▶ **WHAT YOU NEED TO DO**:
• a. According to the "Heathen Child" article, where was the song's music video recorded?
• b. Copy the passage of the "Heathen Child" article between "Critical reception" and "August 9, 2010.", inclusive.
• c. List every track on the limited edition 12" vinyl as given in the "Heathen Child" article.

"Heathen Child" is the fourth single by alternative rock group Grinderman and first from their second studio album, Grinderman 2. Released on 6 September 2010, the song is the first release from Grinderman in three years and is also the band's first limited edition double a-side single.

Background and production
Singer Nick Cave spoke of the song with Uncut magazine, mentioning that "Heathen Child" was "a quest to break from narrative song-writing in to something more impressionistic."

On 27 July 2010 the final studio version of the song was previewed on music website Soundcloud by Mute Records.

Critical reception
The song was described on Sonic Masala as "squalid, diseased, filthy, and oh so seductive."

Track listing and formats
Digital download
"Heathen Child" – 5:01

Limited edition 12" vinyl
"Heathen Child" – 5:01
"Star Charmer"
"Super Heathen Child"

Music video
A series of trailers for the album directed by John Hillcoat have been released on Grinderman's official website and by Mute Records since 28 June 2010. Recorded near Westway in London, the music video for "Heathen Child" features a "naked lady lying in a bath of something milky." Cave explained elements of the music video noting that "the video follows the fortunes of a worringly young white girl as she sits in a bath, confronted by the panoply of fiends that occupy her subconscious." The video premiered on NME's Video Box on August 9, 2010.

(Page layout parsing data)
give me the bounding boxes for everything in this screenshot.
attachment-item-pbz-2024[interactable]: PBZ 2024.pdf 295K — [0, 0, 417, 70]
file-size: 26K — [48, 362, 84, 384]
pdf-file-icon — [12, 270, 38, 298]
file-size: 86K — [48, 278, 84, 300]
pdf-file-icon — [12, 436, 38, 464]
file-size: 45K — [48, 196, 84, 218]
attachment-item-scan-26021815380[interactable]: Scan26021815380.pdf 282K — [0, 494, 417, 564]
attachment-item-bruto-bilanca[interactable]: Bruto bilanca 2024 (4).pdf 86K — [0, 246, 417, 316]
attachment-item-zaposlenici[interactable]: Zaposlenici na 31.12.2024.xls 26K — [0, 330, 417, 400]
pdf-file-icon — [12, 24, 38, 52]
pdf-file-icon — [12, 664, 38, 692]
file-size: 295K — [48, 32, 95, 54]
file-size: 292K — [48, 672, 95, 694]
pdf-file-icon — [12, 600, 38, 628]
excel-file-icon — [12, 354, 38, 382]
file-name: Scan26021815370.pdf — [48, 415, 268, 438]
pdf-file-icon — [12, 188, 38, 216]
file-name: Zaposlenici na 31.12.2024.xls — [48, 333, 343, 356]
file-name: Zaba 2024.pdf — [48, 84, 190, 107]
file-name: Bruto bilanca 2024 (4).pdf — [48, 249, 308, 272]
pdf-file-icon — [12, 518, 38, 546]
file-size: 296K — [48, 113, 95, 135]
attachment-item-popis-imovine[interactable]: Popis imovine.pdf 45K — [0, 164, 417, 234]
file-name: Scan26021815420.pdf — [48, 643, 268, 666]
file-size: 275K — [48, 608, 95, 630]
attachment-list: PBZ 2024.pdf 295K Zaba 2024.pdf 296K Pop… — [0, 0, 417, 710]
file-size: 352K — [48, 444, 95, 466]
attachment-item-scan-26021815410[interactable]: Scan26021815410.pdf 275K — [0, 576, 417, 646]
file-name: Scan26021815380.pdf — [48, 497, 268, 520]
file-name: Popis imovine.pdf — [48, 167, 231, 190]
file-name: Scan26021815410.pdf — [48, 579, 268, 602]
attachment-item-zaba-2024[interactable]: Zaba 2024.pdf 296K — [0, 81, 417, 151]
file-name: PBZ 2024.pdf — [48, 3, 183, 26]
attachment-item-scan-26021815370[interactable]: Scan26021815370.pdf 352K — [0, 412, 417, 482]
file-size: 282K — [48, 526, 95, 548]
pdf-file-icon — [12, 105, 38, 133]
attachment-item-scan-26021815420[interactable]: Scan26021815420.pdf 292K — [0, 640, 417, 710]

▶ **ANSWER LIST**:
• a. Near Westway in London.

• b.
Critical reception
The song was described on Sonic Masala as "squalid, diseased, filthy, and oh so seductive."

Track listing and formats
Digital download
"Heathen Child" – 5:01

Limited edition 12" vinyl
"Heathen Child" – 5:01
"Star Charmer"
"Super Heathen Child"

Music video
A series of trailers for the album directed by John Hillcoat have been released on Grinderman's official website and by Mute Records since 28 June 2010. Recorded near Westway in London, the music video for "Heathen Child" features a "naked lady lying in a bath of something milky." Cave explained elements of the music video noting that "the video follows the fortunes of a worringly young white girl as she sits in a bath, confronted by the panoply of fiends that occupy her subconscious." The video premiered on NME's Video Box on August 9, 2010.

• c.
"Heathen Child"
"Star Charmer"
"Super Heathen Child"